* **WRITTEN INSTRUCTION**:
Repeat every record below exactly as it appears.

* * * * * * * * *

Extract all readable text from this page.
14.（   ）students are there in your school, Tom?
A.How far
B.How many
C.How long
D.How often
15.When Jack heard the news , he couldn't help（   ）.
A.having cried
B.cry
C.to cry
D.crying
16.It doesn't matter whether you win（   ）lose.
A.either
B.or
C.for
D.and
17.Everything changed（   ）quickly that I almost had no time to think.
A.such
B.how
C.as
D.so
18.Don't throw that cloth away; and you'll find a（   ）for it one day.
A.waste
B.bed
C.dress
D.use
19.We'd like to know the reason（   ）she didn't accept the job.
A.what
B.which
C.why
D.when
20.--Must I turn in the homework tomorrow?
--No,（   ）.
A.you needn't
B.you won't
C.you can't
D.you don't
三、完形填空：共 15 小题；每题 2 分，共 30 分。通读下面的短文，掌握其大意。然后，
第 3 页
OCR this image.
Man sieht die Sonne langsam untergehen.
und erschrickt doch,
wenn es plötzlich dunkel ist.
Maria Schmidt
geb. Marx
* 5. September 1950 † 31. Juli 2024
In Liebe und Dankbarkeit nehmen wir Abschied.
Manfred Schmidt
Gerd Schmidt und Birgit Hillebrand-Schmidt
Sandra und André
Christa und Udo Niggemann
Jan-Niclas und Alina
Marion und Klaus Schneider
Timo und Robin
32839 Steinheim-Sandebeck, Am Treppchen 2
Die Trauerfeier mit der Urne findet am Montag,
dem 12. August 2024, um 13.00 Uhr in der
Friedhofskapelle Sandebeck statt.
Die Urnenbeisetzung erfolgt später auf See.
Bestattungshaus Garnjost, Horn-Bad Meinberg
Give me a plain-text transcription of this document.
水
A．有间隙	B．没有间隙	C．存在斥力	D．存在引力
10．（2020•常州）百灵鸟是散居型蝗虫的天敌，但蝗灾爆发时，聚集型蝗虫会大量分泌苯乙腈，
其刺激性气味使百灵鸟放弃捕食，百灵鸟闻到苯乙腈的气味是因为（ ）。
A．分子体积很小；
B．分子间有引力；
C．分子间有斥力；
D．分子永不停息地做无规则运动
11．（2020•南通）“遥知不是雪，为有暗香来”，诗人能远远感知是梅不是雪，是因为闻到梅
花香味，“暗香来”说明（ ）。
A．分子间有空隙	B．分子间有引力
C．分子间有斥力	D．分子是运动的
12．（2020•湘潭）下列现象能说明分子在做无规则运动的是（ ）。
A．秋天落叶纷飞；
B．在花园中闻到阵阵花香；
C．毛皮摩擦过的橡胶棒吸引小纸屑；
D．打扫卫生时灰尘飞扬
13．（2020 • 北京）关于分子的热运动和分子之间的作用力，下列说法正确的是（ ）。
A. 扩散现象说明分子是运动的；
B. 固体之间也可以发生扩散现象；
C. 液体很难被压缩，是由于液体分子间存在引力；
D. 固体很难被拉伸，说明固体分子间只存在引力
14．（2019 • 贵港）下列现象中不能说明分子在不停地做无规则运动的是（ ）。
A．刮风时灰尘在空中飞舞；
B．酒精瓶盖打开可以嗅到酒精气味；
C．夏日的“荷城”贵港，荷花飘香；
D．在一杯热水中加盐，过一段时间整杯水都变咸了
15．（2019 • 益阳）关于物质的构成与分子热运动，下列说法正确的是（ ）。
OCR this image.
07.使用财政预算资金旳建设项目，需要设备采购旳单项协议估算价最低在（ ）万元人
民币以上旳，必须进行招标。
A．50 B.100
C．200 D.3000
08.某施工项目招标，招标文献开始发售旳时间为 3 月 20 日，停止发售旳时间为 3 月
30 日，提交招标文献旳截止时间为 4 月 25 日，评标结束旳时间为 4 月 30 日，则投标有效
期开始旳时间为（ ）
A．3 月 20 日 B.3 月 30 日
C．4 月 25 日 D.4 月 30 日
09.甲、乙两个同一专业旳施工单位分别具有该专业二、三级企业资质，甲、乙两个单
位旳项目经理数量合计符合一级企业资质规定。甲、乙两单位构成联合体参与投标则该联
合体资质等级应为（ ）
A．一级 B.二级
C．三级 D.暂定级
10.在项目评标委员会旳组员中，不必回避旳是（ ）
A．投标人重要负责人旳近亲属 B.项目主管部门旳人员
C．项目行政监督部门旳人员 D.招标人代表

* * * * * * * * *

* **FINISHED ANSWER**:
Extract all readable text from this page.
14.（   ）students are there in your school, Tom?
A.How far
B.How many
C.How long
D.How often
15.When Jack heard the news , he couldn't help（   ）.
A.having cried
B.cry
C.to cry
D.crying
16.It doesn't matter whether you win（   ）lose.
A.either
B.or
C.for
D.and
17.Everything changed（   ）quickly that I almost had no time to think.
A.such
B.how
C.as
D.so
18.Don't throw that cloth away; and you'll find a（   ）for it one day.
A.waste
B.bed
C.dress
D.use
19.We'd like to know the reason（   ）she didn't accept the job.
A.what
B.which
C.why
D.when
20.--Must I turn in the homework tomorrow?
--No,（   ）.
A.you needn't
B.you won't
C.you can't
D.you don't
三、完形填空：共 15 小题；每题 2 分，共 30 分。通读下面的短文，掌握其大意。然后，
第 3 页
OCR this image.
Man sieht die Sonne langsam untergehen.
und erschrickt doch,
wenn es plötzlich dunkel ist.
Maria Schmidt
geb. Marx
* 5. September 1950 † 31. Juli 2024
In Liebe und Dankbarkeit nehmen wir Abschied.
Manfred Schmidt
Gerd Schmidt und Birgit Hillebrand-Schmidt
Sandra und André
Christa und Udo Niggemann
Jan-Niclas und Alina
Marion und Klaus Schneider
Timo und Robin
32839 Steinheim-Sandebeck, Am Treppchen 2
Die Trauerfeier mit der Urne findet am Montag,
dem 12. August 2024, um 13.00 Uhr in der
Friedhofskapelle Sandebeck statt.
Die Urnenbeisetzung erfolgt später auf See.
Bestattungshaus Garnjost, Horn-Bad Meinberg
Give me a plain-text transcription of this document.
水
A．有间隙	B．没有间隙	C．存在斥力	D．存在引力
10．（2020•常州）百灵鸟是散居型蝗虫的天敌，但蝗灾爆发时，聚集型蝗虫会大量分泌苯乙腈，
其刺激性气味使百灵鸟放弃捕食，百灵鸟闻到苯乙腈的气味是因为（ ）。
A．分子体积很小；
B．分子间有引力；
C．分子间有斥力；
D．分子永不停息地做无规则运动
11．（2020•南通）“遥知不是雪，为有暗香来”，诗人能远远感知是梅不是雪，是因为闻到梅
花香味，“暗香来”说明（ ）。
A．分子间有空隙	B．分子间有引力
C．分子间有斥力	D．分子是运动的
12．（2020•湘潭）下列现象能说明分子在做无规则运动的是（ ）。
A．秋天落叶纷飞；
B．在花园中闻到阵阵花香；
C．毛皮摩擦过的橡胶棒吸引小纸屑；
D．打扫卫生时灰尘飞扬
13．（2020 • 北京）关于分子的热运动和分子之间的作用力，下列说法正确的是（ ）。
A. 扩散现象说明分子是运动的；
B. 固体之间也可以发生扩散现象；
C. 液体很难被压缩，是由于液体分子间存在引力；
D. 固体很难被拉伸，说明固体分子间只存在引力
14．（2019 • 贵港）下列现象中不能说明分子在不停地做无规则运动的是（ ）。
A．刮风时灰尘在空中飞舞；
B．酒精瓶盖打开可以嗅到酒精气味；
C．夏日的“荷城”贵港，荷花飘香；
D．在一杯热水中加盐，过一段时间整杯水都变咸了
15．（2019 • 益阳）关于物质的构成与分子热运动，下列说法正确的是（ ）。
OCR this image.
07.使用财政预算资金旳建设项目，需要设备采购旳单项协议估算价最低在（ ）万元人
民币以上旳，必须进行招标。
A．50 B.100
C．200 D.3000
08.某施工项目招标，招标文献开始发售旳时间为 3 月 20 日，停止发售旳时间为 3 月
30 日，提交招标文献旳截止时间为 4 月 25 日，评标结束旳时间为 4 月 30 日，则投标有效
期开始旳时间为（ ）
A．3 月 20 日 B.3 月 30 日
C．4 月 25 日 D.4 月 30 日
09.甲、乙两个同一专业旳施工单位分别具有该专业二、三级企业资质，甲、乙两个单
位旳项目经理数量合计符合一级企业资质规定。甲、乙两单位构成联合体参与投标则该联
合体资质等级应为（ ）
A．一级 B.二级
C．三级 D.暂定级
10.在项目评标委员会旳组员中，不必回避旳是（ ）
A．投标人重要负责人旳近亲属 B.项目主管部门旳人员
C．项目行政监督部门旳人员 D.招标人代表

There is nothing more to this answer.